(begin)
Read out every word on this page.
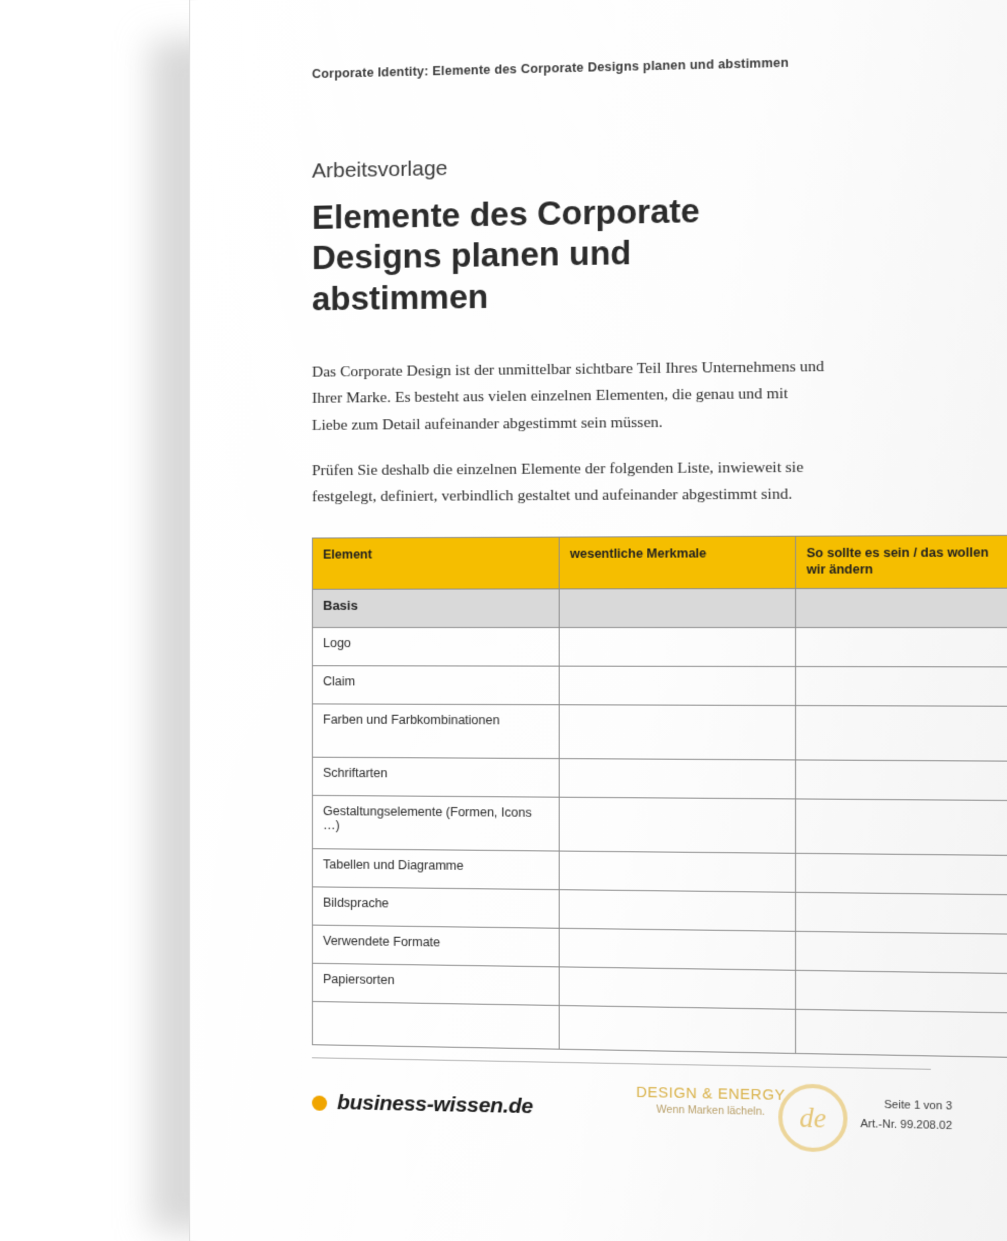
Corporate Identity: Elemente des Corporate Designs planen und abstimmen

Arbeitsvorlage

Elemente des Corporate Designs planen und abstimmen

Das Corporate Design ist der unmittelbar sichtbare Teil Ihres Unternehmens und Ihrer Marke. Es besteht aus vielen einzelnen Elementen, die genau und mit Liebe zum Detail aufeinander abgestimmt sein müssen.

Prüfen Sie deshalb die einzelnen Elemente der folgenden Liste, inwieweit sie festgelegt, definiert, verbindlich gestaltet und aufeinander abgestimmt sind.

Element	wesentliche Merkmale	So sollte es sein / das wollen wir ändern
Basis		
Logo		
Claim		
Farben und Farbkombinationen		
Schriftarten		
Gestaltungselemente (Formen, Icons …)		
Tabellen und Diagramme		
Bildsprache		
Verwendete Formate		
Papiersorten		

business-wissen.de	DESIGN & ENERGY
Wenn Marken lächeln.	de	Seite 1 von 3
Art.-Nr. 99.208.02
(end)
(begin)
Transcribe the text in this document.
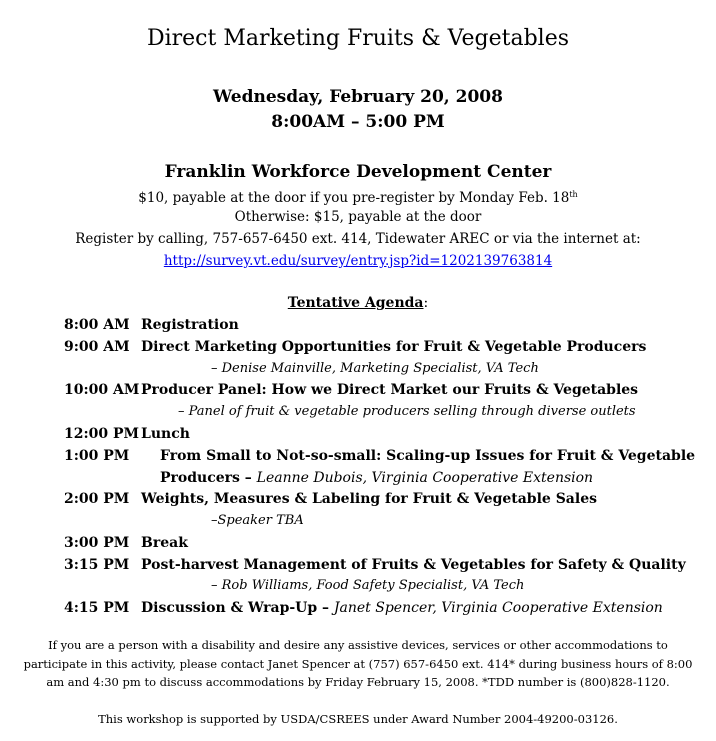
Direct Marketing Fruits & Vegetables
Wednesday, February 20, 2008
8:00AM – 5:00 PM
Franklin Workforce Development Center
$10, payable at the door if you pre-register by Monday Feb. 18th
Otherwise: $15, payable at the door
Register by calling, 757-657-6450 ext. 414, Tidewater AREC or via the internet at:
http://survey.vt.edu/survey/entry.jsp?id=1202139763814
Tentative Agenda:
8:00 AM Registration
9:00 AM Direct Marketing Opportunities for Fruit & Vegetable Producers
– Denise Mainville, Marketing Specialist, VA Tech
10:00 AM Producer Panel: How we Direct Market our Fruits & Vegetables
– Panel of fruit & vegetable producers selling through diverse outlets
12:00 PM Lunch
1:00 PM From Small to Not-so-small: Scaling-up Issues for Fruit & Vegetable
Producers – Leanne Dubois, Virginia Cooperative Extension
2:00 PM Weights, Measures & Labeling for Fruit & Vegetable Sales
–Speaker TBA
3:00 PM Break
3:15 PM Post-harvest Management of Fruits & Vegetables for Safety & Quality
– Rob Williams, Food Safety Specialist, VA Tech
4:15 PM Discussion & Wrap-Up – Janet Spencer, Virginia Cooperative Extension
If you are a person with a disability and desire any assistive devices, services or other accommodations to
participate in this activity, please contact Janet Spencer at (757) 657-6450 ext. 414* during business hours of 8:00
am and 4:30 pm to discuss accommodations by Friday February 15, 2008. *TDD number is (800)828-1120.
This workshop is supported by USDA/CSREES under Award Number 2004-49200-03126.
(end)
### Written request
Return every line above in which the string "Safety" occurs.

### Answer
3:15 PM Post-harvest Management of Fruits & Vegetables for Safety & Quality
– Rob Williams, Food Safety Specialist, VA Tech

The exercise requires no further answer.